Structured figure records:
+++

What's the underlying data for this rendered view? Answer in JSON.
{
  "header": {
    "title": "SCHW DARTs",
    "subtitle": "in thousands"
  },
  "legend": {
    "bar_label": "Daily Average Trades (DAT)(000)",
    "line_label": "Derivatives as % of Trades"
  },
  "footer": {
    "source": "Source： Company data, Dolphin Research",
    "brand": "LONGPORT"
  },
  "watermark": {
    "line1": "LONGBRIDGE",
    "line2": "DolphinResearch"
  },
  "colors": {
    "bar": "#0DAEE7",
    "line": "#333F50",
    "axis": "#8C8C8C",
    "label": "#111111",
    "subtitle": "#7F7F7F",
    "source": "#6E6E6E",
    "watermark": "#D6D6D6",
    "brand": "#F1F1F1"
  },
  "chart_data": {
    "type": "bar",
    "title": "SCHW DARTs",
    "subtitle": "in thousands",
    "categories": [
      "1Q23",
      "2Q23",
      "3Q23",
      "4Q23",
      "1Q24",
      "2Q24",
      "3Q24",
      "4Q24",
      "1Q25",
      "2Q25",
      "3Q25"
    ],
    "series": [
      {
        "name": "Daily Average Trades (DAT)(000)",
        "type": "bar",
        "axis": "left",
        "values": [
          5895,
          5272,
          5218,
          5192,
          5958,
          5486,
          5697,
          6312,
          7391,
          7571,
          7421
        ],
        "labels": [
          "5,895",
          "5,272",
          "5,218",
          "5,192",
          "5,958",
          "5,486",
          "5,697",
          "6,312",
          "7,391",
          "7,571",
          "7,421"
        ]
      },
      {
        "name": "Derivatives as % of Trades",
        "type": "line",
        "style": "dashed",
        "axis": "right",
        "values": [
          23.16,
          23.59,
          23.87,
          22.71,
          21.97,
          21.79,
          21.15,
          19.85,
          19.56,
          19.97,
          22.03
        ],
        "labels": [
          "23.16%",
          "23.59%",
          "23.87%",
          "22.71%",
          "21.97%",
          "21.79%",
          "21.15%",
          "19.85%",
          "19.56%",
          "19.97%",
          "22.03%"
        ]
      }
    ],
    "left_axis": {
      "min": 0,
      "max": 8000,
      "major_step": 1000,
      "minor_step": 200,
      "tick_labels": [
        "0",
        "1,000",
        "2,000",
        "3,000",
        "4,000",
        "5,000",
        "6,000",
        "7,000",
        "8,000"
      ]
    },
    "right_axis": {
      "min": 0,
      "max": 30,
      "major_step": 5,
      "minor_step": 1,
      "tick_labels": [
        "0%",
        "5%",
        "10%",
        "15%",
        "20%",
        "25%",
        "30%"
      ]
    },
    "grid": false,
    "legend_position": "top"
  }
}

+++

TASK DIRECTIONS:
Tally the lines in this data that hold the word "source" and state only the count.

THE COMPLETED TASK:
2